■ Records provided:
>>>>

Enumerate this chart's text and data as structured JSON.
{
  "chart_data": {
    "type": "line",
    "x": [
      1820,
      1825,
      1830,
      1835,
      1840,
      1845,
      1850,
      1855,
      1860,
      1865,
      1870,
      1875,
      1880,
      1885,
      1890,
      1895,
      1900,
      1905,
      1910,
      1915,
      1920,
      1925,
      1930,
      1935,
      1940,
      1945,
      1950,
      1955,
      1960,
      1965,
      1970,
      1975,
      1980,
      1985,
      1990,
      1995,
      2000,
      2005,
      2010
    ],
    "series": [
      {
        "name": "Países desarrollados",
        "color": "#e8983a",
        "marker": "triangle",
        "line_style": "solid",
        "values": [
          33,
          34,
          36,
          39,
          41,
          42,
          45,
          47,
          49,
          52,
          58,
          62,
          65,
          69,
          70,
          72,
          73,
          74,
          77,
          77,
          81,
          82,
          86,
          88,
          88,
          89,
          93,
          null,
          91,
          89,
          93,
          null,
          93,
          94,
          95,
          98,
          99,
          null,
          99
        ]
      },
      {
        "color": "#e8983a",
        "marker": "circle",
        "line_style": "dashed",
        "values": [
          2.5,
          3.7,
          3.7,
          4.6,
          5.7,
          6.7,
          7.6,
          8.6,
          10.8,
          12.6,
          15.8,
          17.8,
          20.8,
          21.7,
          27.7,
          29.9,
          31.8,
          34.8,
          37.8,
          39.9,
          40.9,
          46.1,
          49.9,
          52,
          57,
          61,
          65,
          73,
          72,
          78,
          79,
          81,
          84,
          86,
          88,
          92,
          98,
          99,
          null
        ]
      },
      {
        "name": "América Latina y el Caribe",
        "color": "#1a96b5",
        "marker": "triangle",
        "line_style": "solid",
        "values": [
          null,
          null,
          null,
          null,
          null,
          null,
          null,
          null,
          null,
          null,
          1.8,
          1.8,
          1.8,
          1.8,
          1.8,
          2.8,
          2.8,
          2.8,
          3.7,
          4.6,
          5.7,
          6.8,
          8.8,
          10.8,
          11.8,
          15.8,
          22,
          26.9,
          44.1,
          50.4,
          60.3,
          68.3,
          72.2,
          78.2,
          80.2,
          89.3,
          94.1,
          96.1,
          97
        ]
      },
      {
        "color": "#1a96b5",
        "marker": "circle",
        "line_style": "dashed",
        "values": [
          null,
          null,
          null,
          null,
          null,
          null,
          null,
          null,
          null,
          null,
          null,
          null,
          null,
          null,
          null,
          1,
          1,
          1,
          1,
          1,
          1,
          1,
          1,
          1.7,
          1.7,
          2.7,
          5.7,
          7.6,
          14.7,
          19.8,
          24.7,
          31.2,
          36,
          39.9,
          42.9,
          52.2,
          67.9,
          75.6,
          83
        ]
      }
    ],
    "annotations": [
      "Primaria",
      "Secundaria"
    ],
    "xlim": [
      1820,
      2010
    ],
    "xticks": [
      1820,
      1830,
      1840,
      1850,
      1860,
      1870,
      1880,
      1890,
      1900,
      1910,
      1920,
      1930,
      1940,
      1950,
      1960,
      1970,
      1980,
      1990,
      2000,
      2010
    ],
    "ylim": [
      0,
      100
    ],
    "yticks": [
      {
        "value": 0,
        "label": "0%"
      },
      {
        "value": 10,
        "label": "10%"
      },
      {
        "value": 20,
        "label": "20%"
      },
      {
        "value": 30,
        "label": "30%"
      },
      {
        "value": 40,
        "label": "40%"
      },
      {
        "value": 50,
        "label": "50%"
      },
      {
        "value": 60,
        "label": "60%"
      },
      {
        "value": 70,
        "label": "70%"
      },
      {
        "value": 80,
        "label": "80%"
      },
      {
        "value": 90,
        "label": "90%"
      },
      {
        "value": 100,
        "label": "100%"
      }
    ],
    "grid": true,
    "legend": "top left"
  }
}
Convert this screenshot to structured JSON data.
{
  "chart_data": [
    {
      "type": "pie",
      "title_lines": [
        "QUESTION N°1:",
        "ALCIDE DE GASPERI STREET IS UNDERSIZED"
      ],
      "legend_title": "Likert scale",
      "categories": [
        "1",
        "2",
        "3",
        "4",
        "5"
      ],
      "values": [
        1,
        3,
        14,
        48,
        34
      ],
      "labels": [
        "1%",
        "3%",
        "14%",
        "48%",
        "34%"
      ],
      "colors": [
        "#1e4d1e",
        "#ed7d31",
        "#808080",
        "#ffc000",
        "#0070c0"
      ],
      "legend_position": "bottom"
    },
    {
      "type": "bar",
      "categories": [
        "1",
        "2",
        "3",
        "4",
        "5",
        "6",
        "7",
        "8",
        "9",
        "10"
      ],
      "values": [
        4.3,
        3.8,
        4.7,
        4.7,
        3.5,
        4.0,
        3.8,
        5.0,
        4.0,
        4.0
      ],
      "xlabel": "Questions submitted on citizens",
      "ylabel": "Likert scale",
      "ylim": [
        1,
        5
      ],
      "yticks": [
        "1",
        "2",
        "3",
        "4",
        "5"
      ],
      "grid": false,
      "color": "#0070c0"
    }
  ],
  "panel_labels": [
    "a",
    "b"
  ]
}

<<<<

■ Requirement: Extract the listing in its entirety and repeat it exactly.

■ Answer to this exercise:
Enumerate this chart's text and data as structured JSON.
{
  "chart_data": {
    "type": "line",
    "x": [
      1820,
      1825,
      1830,
      1835,
      1840,
      1845,
      1850,
      1855,
      1860,
      1865,
      1870,
      1875,
      1880,
      1885,
      1890,
      1895,
      1900,
      1905,
      1910,
      1915,
      1920,
      1925,
      1930,
      1935,
      1940,
      1945,
      1950,
      1955,
      1960,
      1965,
      1970,
      1975,
      1980,
      1985,
      1990,
      1995,
      2000,
      2005,
      2010
    ],
    "series": [
      {
        "name": "Países desarrollados",
        "color": "#e8983a",
        "marker": "triangle",
        "line_style": "solid",
        "values": [
          33,
          34,
          36,
          39,
          41,
          42,
          45,
          47,
          49,
          52,
          58,
          62,
          65,
          69,
          70,
          72,
          73,
          74,
          77,
          77,
          81,
          82,
          86,
          88,
          88,
          89,
          93,
          null,
          91,
          89,
          93,
          null,
          93,
          94,
          95,
          98,
          99,
          null,
          99
        ]
      },
      {
        "color": "#e8983a",
        "marker": "circle",
        "line_style": "dashed",
        "values": [
          2.5,
          3.7,
          3.7,
          4.6,
          5.7,
          6.7,
          7.6,
          8.6,
          10.8,
          12.6,
          15.8,
          17.8,
          20.8,
          21.7,
          27.7,
          29.9,
          31.8,
          34.8,
          37.8,
          39.9,
          40.9,
          46.1,
          49.9,
          52,
          57,
          61,
          65,
          73,
          72,
          78,
          79,
          81,
          84,
          86,
          88,
          92,
          98,
          99,
          null
        ]
      },
      {
        "name": "América Latina y el Caribe",
        "color": "#1a96b5",
        "marker": "triangle",
        "line_style": "solid",
        "values": [
          null,
          null,
          null,
          null,
          null,
          null,
          null,
          null,
          null,
          null,
          1.8,
          1.8,
          1.8,
          1.8,
          1.8,
          2.8,
          2.8,
          2.8,
          3.7,
          4.6,
          5.7,
          6.8,
          8.8,
          10.8,
          11.8,
          15.8,
          22,
          26.9,
          44.1,
          50.4,
          60.3,
          68.3,
          72.2,
          78.2,
          80.2,
          89.3,
          94.1,
          96.1,
          97
        ]
      },
      {
        "color": "#1a96b5",
        "marker": "circle",
        "line_style": "dashed",
        "values": [
          null,
          null,
          null,
          null,
          null,
          null,
          null,
          null,
          null,
          null,
          null,
          null,
          null,
          null,
          null,
          1,
          1,
          1,
          1,
          1,
          1,
          1,
          1,
          1.7,
          1.7,
          2.7,
          5.7,
          7.6,
          14.7,
          19.8,
          24.7,
          31.2,
          36,
          39.9,
          42.9,
          52.2,
          67.9,
          75.6,
          83
        ]
      }
    ],
    "annotations": [
      "Primaria",
      "Secundaria"
    ],
    "xlim": [
      1820,
      2010
    ],
    "xticks": [
      1820,
      1830,
      1840,
      1850,
      1860,
      1870,
      1880,
      1890,
      1900,
      1910,
      1920,
      1930,
      1940,
      1950,
      1960,
      1970,
      1980,
      1990,
      2000,
      2010
    ],
    "ylim": [
      0,
      100
    ],
    "yticks": [
      {
        "value": 0,
        "label": "0%"
      },
      {
        "value": 10,
        "label": "10%"
      },
      {
        "value": 20,
        "label": "20%"
      },
      {
        "value": 30,
        "label": "30%"
      },
      {
        "value": 40,
        "label": "40%"
      },
      {
        "value": 50,
        "label": "50%"
      },
      {
        "value": 60,
        "label": "60%"
      },
      {
        "value": 70,
        "label": "70%"
      },
      {
        "value": 80,
        "label": "80%"
      },
      {
        "value": 90,
        "label": "90%"
      },
      {
        "value": 100,
        "label": "100%"
      }
    ],
    "grid": true,
    "legend": "top left"
  }
}
Convert this screenshot to structured JSON data.
{
  "chart_data": [
    {
      "type": "pie",
      "title_lines": [
        "QUESTION N°1:",
        "ALCIDE DE GASPERI STREET IS UNDERSIZED"
      ],
      "legend_title": "Likert scale",
      "categories": [
        "1",
        "2",
        "3",
        "4",
        "5"
      ],
      "values": [
        1,
        3,
        14,
        48,
        34
      ],
      "labels": [
        "1%",
        "3%",
        "14%",
        "48%",
        "34%"
      ],
      "colors": [
        "#1e4d1e",
        "#ed7d31",
        "#808080",
        "#ffc000",
        "#0070c0"
      ],
      "legend_position": "bottom"
    },
    {
      "type": "bar",
      "categories": [
        "1",
        "2",
        "3",
        "4",
        "5",
        "6",
        "7",
        "8",
        "9",
        "10"
      ],
      "values": [
        4.3,
        3.8,
        4.7,
        4.7,
        3.5,
        4.0,
        3.8,
        5.0,
        4.0,
        4.0
      ],
      "xlabel": "Questions submitted on citizens",
      "ylabel": "Likert scale",
      "ylim": [
        1,
        5
      ],
      "yticks": [
        "1",
        "2",
        "3",
        "4",
        "5"
      ],
      "grid": false,
      "color": "#0070c0"
    }
  ],
  "panel_labels": [
    "a",
    "b"
  ]
}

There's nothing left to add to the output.